AIM: From the line with "Give me the" down to the final line of the material below, quote every line exactly and leave out all lines before it.

ROWS:
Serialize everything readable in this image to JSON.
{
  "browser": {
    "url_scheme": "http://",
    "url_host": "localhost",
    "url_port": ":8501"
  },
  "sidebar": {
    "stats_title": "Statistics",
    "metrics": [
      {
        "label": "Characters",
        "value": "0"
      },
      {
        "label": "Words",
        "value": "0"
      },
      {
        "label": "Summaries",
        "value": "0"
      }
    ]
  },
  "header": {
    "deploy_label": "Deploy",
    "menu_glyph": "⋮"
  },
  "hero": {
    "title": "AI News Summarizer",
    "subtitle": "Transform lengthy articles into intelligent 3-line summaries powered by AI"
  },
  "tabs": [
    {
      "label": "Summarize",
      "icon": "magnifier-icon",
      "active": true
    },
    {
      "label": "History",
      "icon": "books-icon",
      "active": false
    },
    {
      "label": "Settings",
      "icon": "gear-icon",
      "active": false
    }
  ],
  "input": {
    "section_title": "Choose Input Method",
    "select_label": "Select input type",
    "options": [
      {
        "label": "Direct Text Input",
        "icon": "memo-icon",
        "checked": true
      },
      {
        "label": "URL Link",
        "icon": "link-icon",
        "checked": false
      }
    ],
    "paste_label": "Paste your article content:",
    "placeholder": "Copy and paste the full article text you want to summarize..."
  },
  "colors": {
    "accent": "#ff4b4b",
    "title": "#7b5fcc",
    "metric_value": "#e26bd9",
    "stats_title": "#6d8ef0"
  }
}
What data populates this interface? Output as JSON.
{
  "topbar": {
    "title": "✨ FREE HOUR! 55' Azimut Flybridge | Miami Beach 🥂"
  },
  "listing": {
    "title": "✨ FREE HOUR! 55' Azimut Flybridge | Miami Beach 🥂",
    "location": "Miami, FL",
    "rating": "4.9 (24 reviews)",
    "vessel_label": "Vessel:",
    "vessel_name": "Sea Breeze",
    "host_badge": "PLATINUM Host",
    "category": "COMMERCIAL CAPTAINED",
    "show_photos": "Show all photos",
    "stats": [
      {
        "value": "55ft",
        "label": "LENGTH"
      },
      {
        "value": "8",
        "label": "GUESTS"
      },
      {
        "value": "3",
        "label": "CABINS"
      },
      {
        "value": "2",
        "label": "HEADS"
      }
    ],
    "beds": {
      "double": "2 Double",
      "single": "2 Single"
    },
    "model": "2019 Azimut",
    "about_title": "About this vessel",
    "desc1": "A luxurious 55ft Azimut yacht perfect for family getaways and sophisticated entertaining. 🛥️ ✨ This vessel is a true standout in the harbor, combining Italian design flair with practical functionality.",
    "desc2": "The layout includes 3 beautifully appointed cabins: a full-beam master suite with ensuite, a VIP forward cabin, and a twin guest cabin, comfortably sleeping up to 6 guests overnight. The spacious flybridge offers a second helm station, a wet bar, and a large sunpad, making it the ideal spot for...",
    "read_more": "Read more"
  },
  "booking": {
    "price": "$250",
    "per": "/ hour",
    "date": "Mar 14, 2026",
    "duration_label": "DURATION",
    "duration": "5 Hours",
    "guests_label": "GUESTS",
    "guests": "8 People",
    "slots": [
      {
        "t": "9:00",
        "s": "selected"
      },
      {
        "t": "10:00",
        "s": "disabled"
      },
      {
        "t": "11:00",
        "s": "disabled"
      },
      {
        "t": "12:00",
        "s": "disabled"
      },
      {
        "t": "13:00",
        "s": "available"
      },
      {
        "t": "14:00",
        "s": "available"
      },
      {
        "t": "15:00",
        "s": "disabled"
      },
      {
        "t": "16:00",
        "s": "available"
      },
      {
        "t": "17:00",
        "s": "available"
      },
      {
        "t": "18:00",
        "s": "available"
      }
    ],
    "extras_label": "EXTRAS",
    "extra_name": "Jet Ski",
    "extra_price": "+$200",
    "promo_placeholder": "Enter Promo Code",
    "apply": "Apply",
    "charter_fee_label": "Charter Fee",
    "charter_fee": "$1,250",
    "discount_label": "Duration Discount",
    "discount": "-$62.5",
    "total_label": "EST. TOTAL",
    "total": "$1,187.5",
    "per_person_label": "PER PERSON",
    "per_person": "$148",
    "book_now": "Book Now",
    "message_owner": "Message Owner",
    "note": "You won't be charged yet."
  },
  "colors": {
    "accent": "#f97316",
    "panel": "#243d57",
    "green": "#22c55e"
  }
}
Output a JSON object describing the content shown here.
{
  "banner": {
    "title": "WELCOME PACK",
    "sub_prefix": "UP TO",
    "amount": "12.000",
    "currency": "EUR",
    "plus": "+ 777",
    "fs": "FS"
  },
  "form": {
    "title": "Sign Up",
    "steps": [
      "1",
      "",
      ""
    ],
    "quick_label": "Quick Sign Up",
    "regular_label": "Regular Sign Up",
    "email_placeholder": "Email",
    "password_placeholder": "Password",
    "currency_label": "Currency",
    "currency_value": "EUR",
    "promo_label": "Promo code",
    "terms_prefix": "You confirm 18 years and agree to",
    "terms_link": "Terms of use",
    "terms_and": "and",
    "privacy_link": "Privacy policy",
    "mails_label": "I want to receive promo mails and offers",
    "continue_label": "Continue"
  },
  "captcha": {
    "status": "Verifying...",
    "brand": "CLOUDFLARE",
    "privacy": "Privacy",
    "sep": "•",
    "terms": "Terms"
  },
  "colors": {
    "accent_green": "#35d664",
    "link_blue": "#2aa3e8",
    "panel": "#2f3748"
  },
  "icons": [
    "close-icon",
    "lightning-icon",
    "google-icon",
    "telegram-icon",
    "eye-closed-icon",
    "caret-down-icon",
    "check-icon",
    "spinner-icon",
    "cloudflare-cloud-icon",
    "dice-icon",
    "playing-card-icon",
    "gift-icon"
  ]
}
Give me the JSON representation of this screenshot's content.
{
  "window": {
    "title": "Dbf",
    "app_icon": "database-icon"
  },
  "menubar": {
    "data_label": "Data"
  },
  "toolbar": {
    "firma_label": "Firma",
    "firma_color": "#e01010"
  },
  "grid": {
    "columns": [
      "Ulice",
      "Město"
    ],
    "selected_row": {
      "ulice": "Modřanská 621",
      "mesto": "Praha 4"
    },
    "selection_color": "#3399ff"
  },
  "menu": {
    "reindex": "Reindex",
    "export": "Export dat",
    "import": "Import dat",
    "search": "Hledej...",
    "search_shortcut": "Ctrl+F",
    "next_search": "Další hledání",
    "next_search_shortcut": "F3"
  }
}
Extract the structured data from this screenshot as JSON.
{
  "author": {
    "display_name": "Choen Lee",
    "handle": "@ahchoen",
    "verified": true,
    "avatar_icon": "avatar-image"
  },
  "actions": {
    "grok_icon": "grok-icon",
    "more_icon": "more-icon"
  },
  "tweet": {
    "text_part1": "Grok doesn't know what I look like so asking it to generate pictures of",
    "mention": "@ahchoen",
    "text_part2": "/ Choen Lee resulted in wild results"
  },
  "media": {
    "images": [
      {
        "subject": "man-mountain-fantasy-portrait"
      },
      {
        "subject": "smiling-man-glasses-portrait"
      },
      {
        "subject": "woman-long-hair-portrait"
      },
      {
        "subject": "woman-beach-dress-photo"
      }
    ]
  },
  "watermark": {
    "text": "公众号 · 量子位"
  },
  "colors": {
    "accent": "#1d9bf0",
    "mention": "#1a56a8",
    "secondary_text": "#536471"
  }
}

SOLUTION TO THE EXERCISE:
Give me the JSON representation of this screenshot's content.
{
  "window": {
    "title": "Dbf",
    "app_icon": "database-icon"
  },
  "menubar": {
    "data_label": "Data"
  },
  "toolbar": {
    "firma_label": "Firma",
    "firma_color": "#e01010"
  },
  "grid": {
    "columns": [
      "Ulice",
      "Město"
    ],
    "selected_row": {
      "ulice": "Modřanská 621",
      "mesto": "Praha 4"
    },
    "selection_color": "#3399ff"
  },
  "menu": {
    "reindex": "Reindex",
    "export": "Export dat",
    "import": "Import dat",
    "search": "Hledej...",
    "search_shortcut": "Ctrl+F",
    "next_search": "Další hledání",
    "next_search_shortcut": "F3"
  }
}
Extract the structured data from this screenshot as JSON.
{
  "author": {
    "display_name": "Choen Lee",
    "handle": "@ahchoen",
    "verified": true,
    "avatar_icon": "avatar-image"
  },
  "actions": {
    "grok_icon": "grok-icon",
    "more_icon": "more-icon"
  },
  "tweet": {
    "text_part1": "Grok doesn't know what I look like so asking it to generate pictures of",
    "mention": "@ahchoen",
    "text_part2": "/ Choen Lee resulted in wild results"
  },
  "media": {
    "images": [
      {
        "subject": "man-mountain-fantasy-portrait"
      },
      {
        "subject": "smiling-man-glasses-portrait"
      },
      {
        "subject": "woman-long-hair-portrait"
      },
      {
        "subject": "woman-beach-dress-photo"
      }
    ]
  },
  "watermark": {
    "text": "公众号 · 量子位"
  },
  "colors": {
    "accent": "#1d9bf0",
    "mention": "#1a56a8",
    "secondary_text": "#536471"
  }
}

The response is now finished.